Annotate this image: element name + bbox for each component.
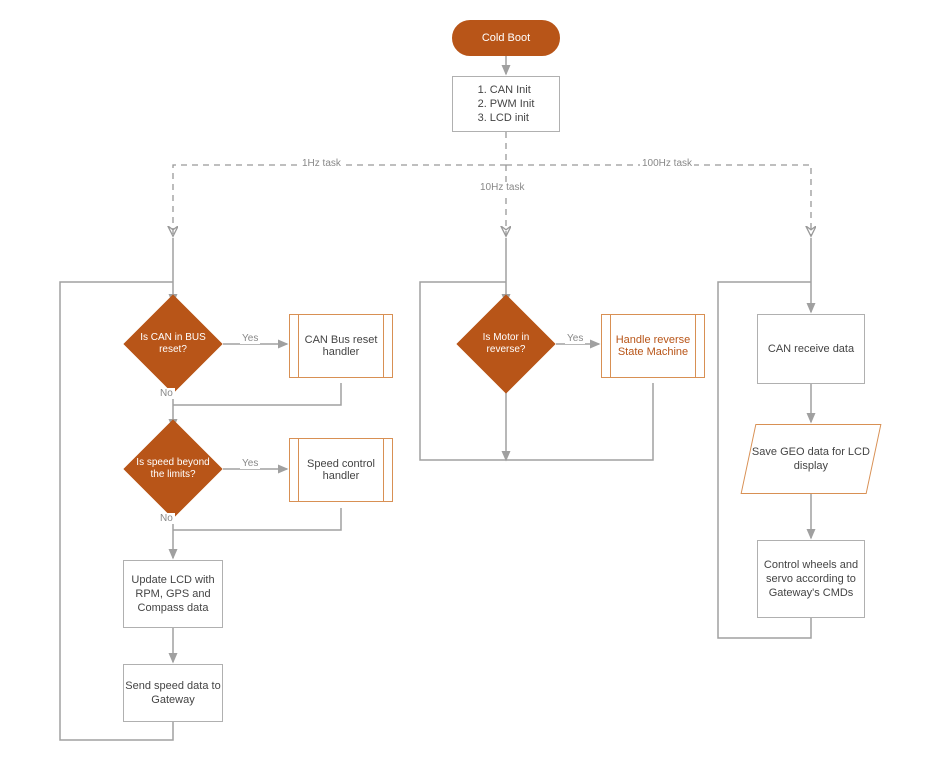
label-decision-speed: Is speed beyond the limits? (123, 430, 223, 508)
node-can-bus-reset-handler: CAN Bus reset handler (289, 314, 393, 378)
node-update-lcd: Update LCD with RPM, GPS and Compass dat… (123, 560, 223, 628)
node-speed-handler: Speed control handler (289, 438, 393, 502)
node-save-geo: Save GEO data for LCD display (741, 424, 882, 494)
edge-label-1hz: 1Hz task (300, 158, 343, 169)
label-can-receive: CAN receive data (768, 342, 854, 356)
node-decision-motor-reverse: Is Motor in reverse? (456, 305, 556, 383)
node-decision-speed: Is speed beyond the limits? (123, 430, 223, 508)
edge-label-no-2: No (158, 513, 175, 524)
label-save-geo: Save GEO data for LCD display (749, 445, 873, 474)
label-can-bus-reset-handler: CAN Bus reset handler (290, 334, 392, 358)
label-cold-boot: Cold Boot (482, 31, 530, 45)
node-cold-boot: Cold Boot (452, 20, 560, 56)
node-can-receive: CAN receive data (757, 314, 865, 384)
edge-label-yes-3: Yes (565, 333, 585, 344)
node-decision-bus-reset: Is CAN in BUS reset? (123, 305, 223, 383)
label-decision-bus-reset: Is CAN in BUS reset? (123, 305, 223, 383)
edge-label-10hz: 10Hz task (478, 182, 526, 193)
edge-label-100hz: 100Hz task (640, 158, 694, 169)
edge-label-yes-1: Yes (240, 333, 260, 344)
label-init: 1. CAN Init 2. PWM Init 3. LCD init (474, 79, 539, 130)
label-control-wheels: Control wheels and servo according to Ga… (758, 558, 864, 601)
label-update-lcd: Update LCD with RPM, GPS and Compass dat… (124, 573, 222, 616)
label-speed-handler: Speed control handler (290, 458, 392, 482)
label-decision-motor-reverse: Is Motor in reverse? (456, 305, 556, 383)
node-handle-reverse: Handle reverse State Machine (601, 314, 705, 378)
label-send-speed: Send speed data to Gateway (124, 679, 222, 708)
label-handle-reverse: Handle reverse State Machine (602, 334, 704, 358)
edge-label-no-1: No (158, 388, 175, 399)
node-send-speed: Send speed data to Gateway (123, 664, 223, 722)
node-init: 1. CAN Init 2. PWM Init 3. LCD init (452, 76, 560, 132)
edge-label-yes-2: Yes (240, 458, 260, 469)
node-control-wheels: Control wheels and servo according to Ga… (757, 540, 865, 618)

* * *

Write the lines of the records from the one containing "label-decision-speed: Is speed" down to the one containing "node-decision-motor-reverse: Is Motor", ends included, as a JSON list of strings with one string per line.

[
  "label-decision-speed: Is speed beyond the limits? (123, 430, 223, 508)",
  "node-can-bus-reset-handler: CAN Bus reset handler (289, 314, 393, 378)",
  "node-update-lcd: Update LCD with RPM, GPS and Compass dat… (123, 560, 223, 628)",
  "node-speed-handler: Speed control handler (289, 438, 393, 502)",
  "node-save-geo: Save GEO data for LCD display (741, 424, 882, 494)",
  "edge-label-1hz: 1Hz task (300, 158, 343, 169)",
  "label-can-receive: CAN receive data (768, 342, 854, 356)",
  "node-decision-motor-reverse: Is Motor in reverse? (456, 305, 556, 383)"
]